• [TASK OBJECTIVE] Each entry below should be returned exactly as is, with the pictures removed.

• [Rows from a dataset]
----
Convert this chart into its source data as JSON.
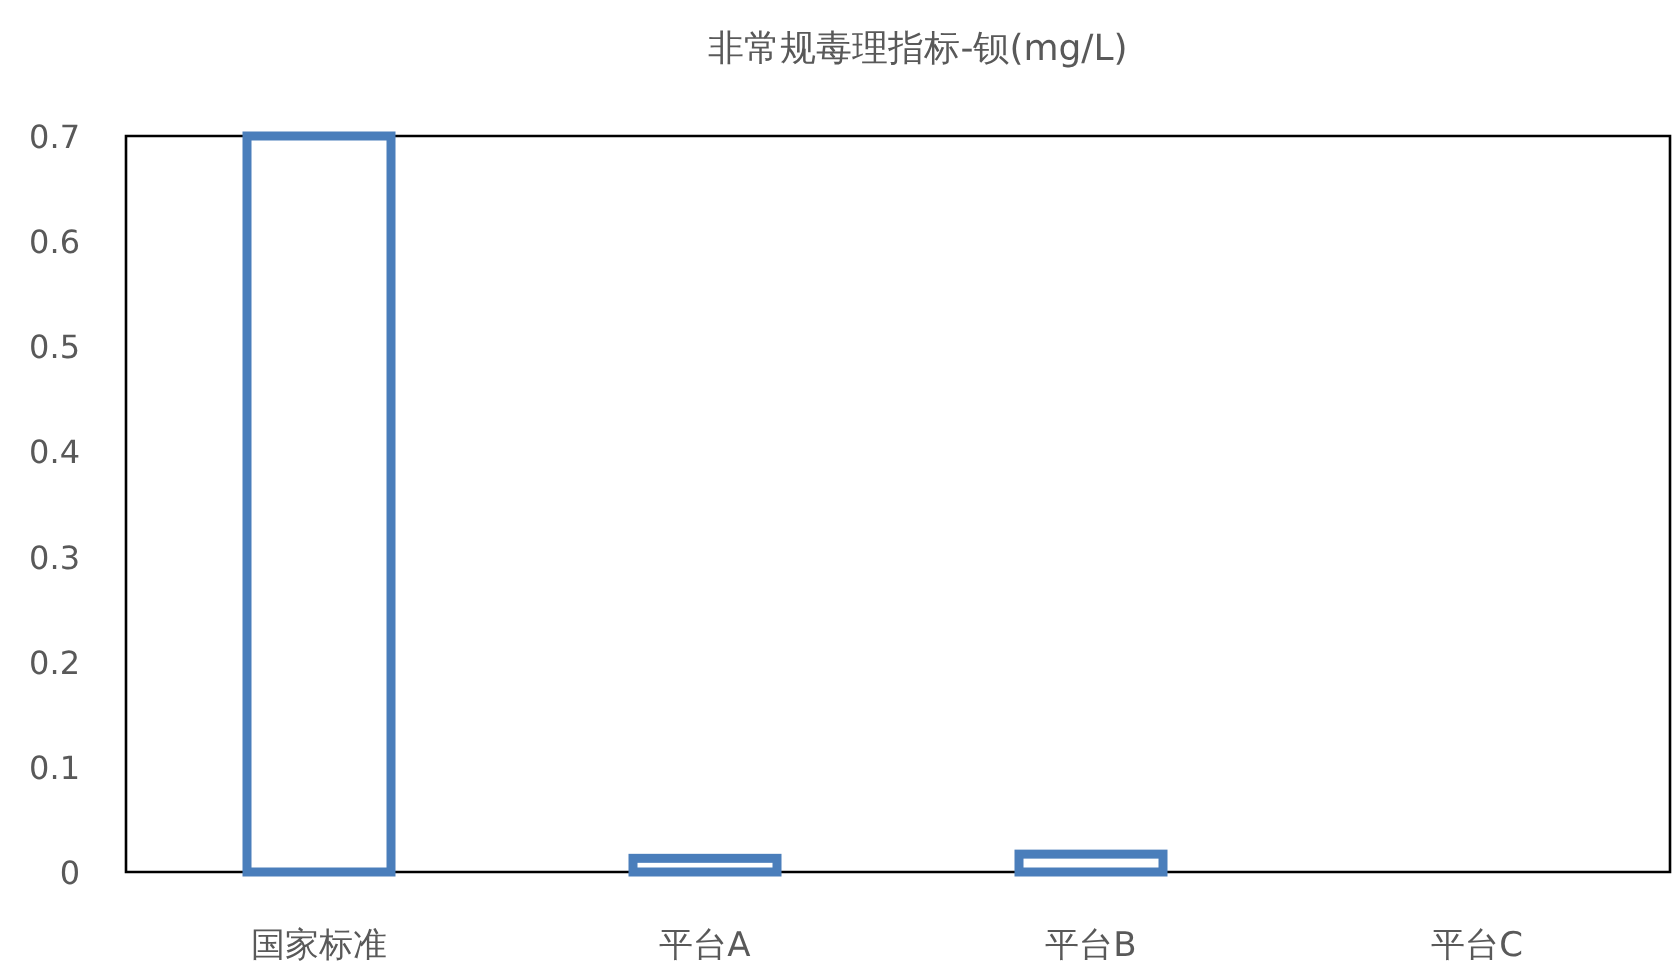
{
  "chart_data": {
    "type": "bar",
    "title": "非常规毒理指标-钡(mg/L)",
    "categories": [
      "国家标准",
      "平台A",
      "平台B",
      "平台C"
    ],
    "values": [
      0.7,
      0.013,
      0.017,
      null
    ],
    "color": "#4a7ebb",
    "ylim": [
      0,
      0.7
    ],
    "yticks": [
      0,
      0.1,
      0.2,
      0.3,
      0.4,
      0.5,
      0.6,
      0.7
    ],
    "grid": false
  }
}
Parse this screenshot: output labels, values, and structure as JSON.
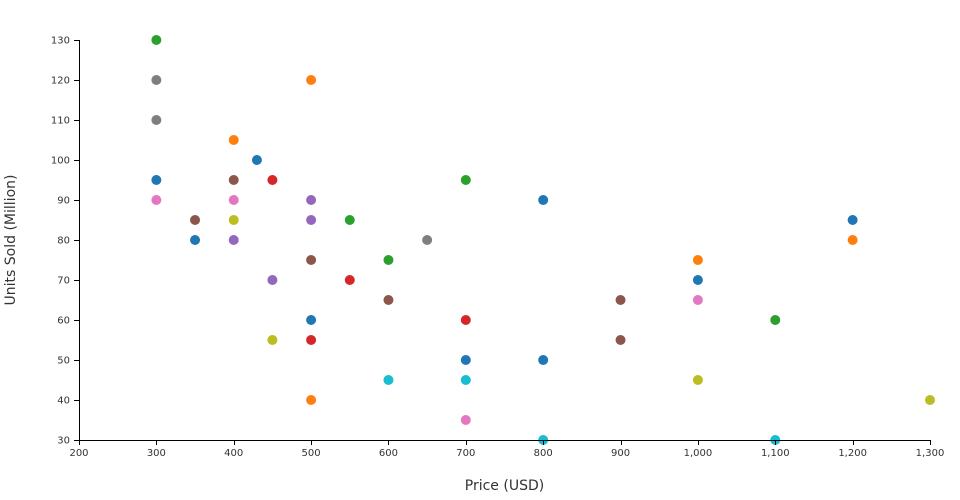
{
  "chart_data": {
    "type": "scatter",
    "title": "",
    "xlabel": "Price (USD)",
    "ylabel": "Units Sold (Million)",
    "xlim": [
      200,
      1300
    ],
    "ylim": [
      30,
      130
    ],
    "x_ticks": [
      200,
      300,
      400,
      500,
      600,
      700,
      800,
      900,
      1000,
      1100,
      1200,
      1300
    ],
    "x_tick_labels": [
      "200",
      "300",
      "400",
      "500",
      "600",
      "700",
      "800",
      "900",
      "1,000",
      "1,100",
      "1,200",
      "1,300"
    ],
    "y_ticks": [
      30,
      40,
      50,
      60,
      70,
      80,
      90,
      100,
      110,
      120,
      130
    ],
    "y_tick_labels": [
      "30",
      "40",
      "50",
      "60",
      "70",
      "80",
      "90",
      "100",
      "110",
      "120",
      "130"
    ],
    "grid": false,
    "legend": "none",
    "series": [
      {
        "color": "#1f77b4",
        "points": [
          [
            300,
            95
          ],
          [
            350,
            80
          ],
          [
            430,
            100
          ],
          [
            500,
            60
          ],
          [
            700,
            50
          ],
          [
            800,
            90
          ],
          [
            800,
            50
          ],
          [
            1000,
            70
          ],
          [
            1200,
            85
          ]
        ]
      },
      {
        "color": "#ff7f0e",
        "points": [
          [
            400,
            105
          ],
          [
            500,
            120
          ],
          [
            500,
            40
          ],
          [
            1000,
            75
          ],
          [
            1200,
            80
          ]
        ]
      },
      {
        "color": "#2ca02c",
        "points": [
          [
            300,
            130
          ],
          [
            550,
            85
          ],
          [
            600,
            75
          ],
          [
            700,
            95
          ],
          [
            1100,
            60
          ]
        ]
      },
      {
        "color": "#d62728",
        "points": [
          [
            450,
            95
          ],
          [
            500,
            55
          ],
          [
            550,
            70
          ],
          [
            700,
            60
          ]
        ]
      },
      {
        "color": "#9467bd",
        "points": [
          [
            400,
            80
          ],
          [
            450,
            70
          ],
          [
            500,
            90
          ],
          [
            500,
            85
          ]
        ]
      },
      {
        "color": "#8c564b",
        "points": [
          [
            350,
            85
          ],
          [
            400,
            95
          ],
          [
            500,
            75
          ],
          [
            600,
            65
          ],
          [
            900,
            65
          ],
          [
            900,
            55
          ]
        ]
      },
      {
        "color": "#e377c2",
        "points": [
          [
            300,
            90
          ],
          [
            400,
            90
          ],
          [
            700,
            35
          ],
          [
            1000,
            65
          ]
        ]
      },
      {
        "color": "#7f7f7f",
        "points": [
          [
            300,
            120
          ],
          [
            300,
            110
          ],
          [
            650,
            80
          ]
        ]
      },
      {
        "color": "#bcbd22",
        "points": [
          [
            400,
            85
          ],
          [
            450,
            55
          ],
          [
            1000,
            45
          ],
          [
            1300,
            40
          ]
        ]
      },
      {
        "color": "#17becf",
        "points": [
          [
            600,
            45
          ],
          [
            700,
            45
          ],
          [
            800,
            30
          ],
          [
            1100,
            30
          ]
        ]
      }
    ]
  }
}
----
• [TASK RESPONSE]
Convert this chart into its source data as JSON.
{
  "chart_data": {
    "type": "bar",
    "title": "非常规毒理指标-钡(mg/L)",
    "categories": [
      "国家标准",
      "平台A",
      "平台B",
      "平台C"
    ],
    "values": [
      0.7,
      0.013,
      0.017,
      null
    ],
    "color": "#4a7ebb",
    "ylim": [
      0,
      0.7
    ],
    "yticks": [
      0,
      0.1,
      0.2,
      0.3,
      0.4,
      0.5,
      0.6,
      0.7
    ],
    "grid": false
  }
}
Parse this screenshot: output labels, values, and structure as JSON.
{
  "chart_data": {
    "type": "scatter",
    "title": "",
    "xlabel": "Price (USD)",
    "ylabel": "Units Sold (Million)",
    "xlim": [
      200,
      1300
    ],
    "ylim": [
      30,
      130
    ],
    "x_ticks": [
      200,
      300,
      400,
      500,
      600,
      700,
      800,
      900,
      1000,
      1100,
      1200,
      1300
    ],
    "x_tick_labels": [
      "200",
      "300",
      "400",
      "500",
      "600",
      "700",
      "800",
      "900",
      "1,000",
      "1,100",
      "1,200",
      "1,300"
    ],
    "y_ticks": [
      30,
      40,
      50,
      60,
      70,
      80,
      90,
      100,
      110,
      120,
      130
    ],
    "y_tick_labels": [
      "30",
      "40",
      "50",
      "60",
      "70",
      "80",
      "90",
      "100",
      "110",
      "120",
      "130"
    ],
    "grid": false,
    "legend": "none",
    "series": [
      {
        "color": "#1f77b4",
        "points": [
          [
            300,
            95
          ],
          [
            350,
            80
          ],
          [
            430,
            100
          ],
          [
            500,
            60
          ],
          [
            700,
            50
          ],
          [
            800,
            90
          ],
          [
            800,
            50
          ],
          [
            1000,
            70
          ],
          [
            1200,
            85
          ]
        ]
      },
      {
        "color": "#ff7f0e",
        "points": [
          [
            400,
            105
          ],
          [
            500,
            120
          ],
          [
            500,
            40
          ],
          [
            1000,
            75
          ],
          [
            1200,
            80
          ]
        ]
      },
      {
        "color": "#2ca02c",
        "points": [
          [
            300,
            130
          ],
          [
            550,
            85
          ],
          [
            600,
            75
          ],
          [
            700,
            95
          ],
          [
            1100,
            60
          ]
        ]
      },
      {
        "color": "#d62728",
        "points": [
          [
            450,
            95
          ],
          [
            500,
            55
          ],
          [
            550,
            70
          ],
          [
            700,
            60
          ]
        ]
      },
      {
        "color": "#9467bd",
        "points": [
          [
            400,
            80
          ],
          [
            450,
            70
          ],
          [
            500,
            90
          ],
          [
            500,
            85
          ]
        ]
      },
      {
        "color": "#8c564b",
        "points": [
          [
            350,
            85
          ],
          [
            400,
            95
          ],
          [
            500,
            75
          ],
          [
            600,
            65
          ],
          [
            900,
            65
          ],
          [
            900,
            55
          ]
        ]
      },
      {
        "color": "#e377c2",
        "points": [
          [
            300,
            90
          ],
          [
            400,
            90
          ],
          [
            700,
            35
          ],
          [
            1000,
            65
          ]
        ]
      },
      {
        "color": "#7f7f7f",
        "points": [
          [
            300,
            120
          ],
          [
            300,
            110
          ],
          [
            650,
            80
          ]
        ]
      },
      {
        "color": "#bcbd22",
        "points": [
          [
            400,
            85
          ],
          [
            450,
            55
          ],
          [
            1000,
            45
          ],
          [
            1300,
            40
          ]
        ]
      },
      {
        "color": "#17becf",
        "points": [
          [
            600,
            45
          ],
          [
            700,
            45
          ],
          [
            800,
            30
          ],
          [
            1100,
            30
          ]
        ]
      }
    ]
  }
}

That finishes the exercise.